▶ What needs to be done
Duplicate the stretch from the line containing "I need the location" through the line containing "series-label: Economy [154, 228, 246, 254]", both included, leaving the picture out of your answer.

▶ Task input

---

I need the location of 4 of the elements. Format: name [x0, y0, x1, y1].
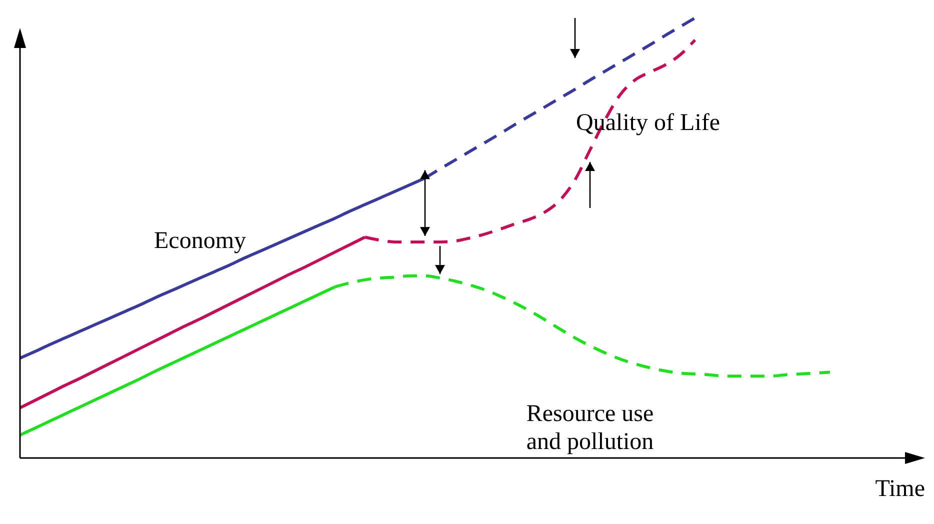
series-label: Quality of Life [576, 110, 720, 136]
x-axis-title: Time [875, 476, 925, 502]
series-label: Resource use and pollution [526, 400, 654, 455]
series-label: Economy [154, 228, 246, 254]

---

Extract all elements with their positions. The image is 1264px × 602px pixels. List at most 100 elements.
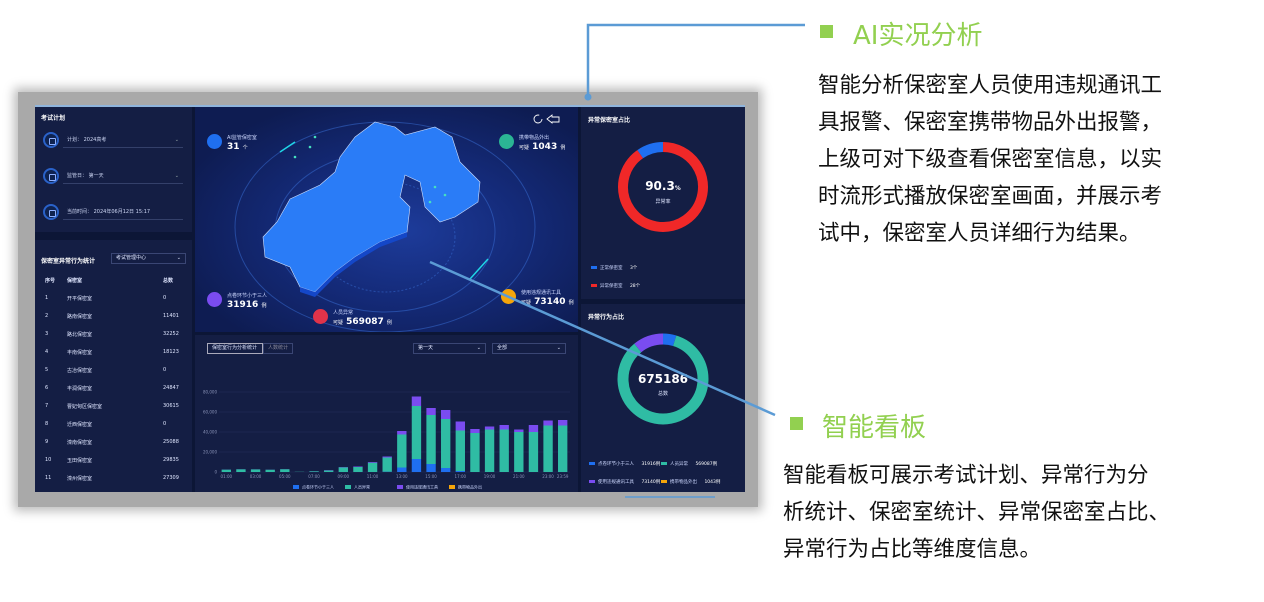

---

▶ The result
I need the location of 4 of the elements. Format: name [x0, y0, x1, y1].
series-label: Quality of Life [576, 110, 720, 136]
x-axis-title: Time [875, 476, 925, 502]
series-label: Resource use and pollution [526, 400, 654, 455]
series-label: Economy [154, 228, 246, 254]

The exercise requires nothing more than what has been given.